(Stored data)
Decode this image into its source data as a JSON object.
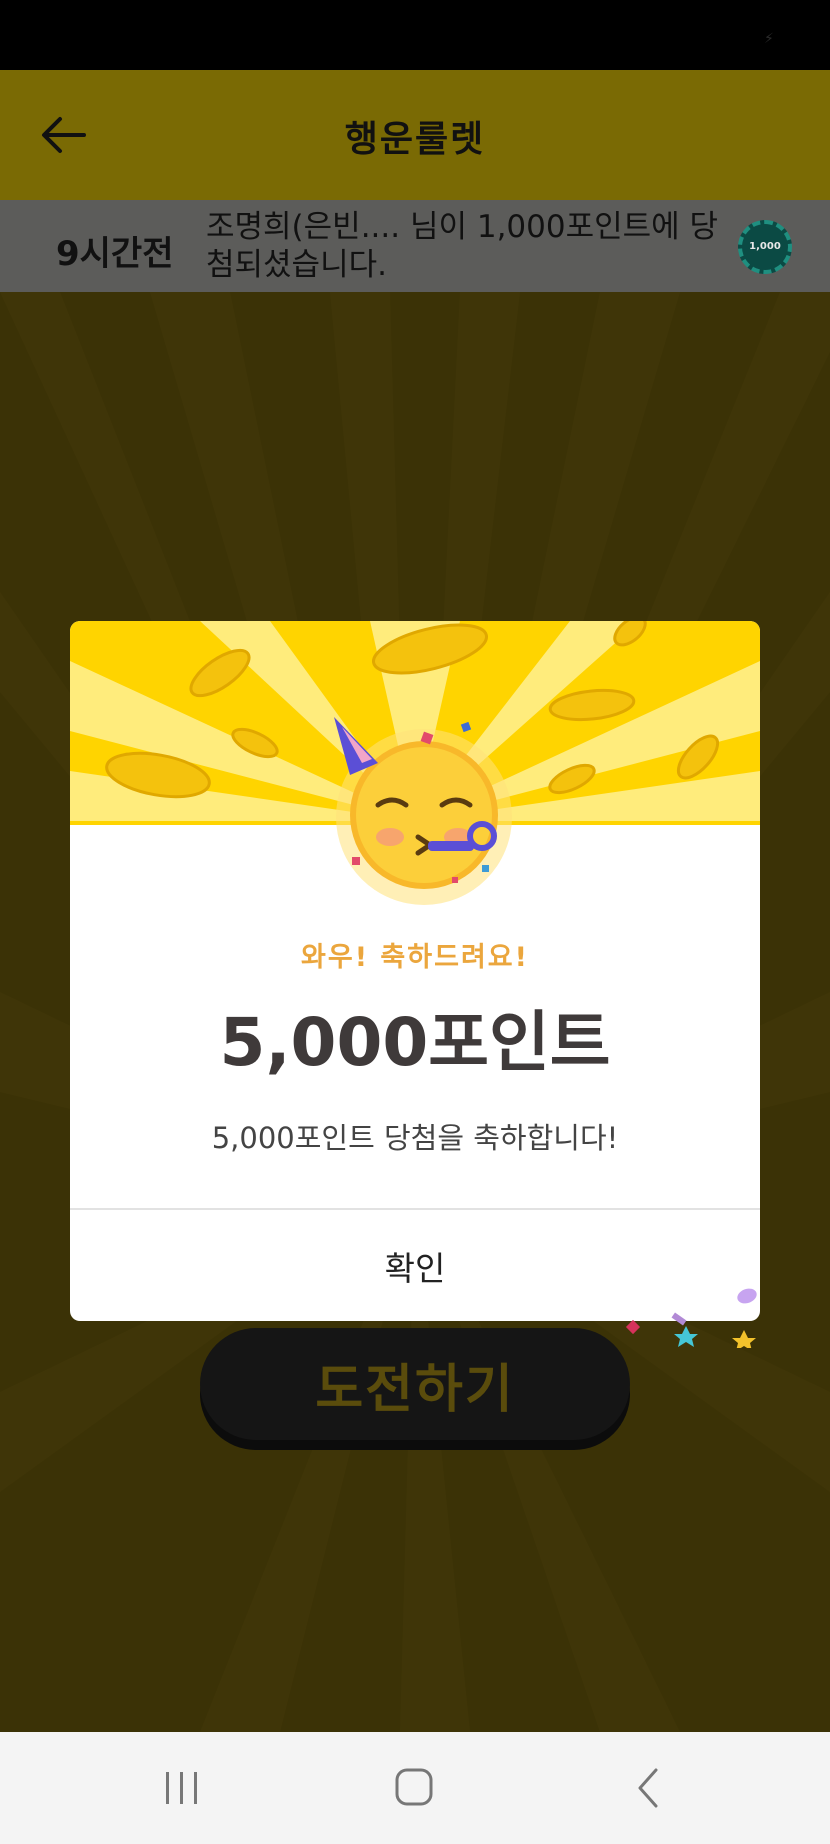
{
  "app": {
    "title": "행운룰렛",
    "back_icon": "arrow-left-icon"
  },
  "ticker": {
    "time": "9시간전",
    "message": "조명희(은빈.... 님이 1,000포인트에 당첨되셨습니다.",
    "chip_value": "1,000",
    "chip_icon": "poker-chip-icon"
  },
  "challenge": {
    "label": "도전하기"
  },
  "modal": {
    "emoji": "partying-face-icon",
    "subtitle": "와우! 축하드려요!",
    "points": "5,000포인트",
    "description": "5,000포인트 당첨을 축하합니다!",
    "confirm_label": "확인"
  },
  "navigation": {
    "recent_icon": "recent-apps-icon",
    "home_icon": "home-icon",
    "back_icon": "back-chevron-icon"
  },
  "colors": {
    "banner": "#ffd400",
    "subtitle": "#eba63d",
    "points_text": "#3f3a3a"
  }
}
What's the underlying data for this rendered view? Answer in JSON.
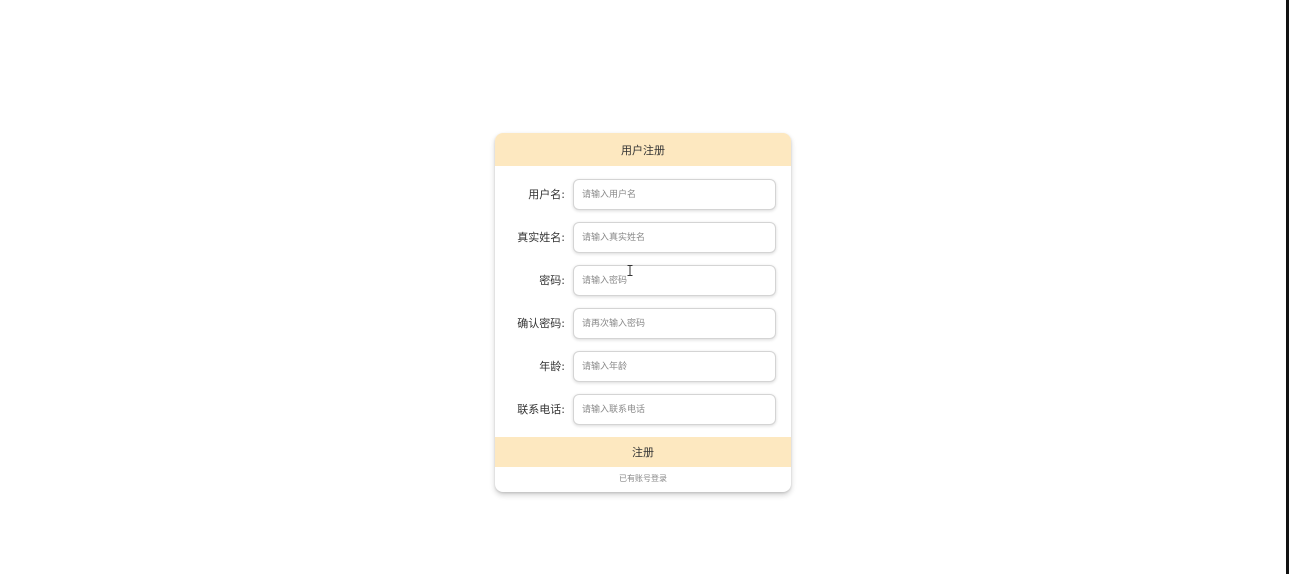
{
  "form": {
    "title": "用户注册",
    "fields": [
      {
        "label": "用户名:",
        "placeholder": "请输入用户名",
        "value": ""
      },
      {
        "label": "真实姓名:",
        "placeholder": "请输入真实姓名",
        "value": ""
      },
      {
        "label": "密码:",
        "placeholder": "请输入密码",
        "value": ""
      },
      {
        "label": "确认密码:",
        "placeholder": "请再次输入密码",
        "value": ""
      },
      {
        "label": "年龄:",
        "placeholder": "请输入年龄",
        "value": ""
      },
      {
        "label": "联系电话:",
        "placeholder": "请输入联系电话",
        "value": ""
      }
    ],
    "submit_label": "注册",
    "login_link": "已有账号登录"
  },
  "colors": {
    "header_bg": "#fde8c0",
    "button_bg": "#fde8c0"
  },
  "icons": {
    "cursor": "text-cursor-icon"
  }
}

- Short problem
Using the material above, return every line exactly as it appears, minus the pictures.

- Answer below
Decode this image into its source data as a JSON object.
{
  "app": {
    "title": "행운룰렛",
    "back_icon": "arrow-left-icon"
  },
  "ticker": {
    "time": "9시간전",
    "message": "조명희(은빈.... 님이 1,000포인트에 당첨되셨습니다.",
    "chip_value": "1,000",
    "chip_icon": "poker-chip-icon"
  },
  "challenge": {
    "label": "도전하기"
  },
  "modal": {
    "emoji": "partying-face-icon",
    "subtitle": "와우! 축하드려요!",
    "points": "5,000포인트",
    "description": "5,000포인트 당첨을 축하합니다!",
    "confirm_label": "확인"
  },
  "navigation": {
    "recent_icon": "recent-apps-icon",
    "home_icon": "home-icon",
    "back_icon": "back-chevron-icon"
  },
  "colors": {
    "banner": "#ffd400",
    "subtitle": "#eba63d",
    "points_text": "#3f3a3a"
  }
}
What's the underlying data for this rendered view? Answer in JSON.
{
  "form": {
    "title": "用户注册",
    "fields": [
      {
        "label": "用户名:",
        "placeholder": "请输入用户名",
        "value": ""
      },
      {
        "label": "真实姓名:",
        "placeholder": "请输入真实姓名",
        "value": ""
      },
      {
        "label": "密码:",
        "placeholder": "请输入密码",
        "value": ""
      },
      {
        "label": "确认密码:",
        "placeholder": "请再次输入密码",
        "value": ""
      },
      {
        "label": "年龄:",
        "placeholder": "请输入年龄",
        "value": ""
      },
      {
        "label": "联系电话:",
        "placeholder": "请输入联系电话",
        "value": ""
      }
    ],
    "submit_label": "注册",
    "login_link": "已有账号登录"
  },
  "colors": {
    "header_bg": "#fde8c0",
    "button_bg": "#fde8c0"
  },
  "icons": {
    "cursor": "text-cursor-icon"
  }
}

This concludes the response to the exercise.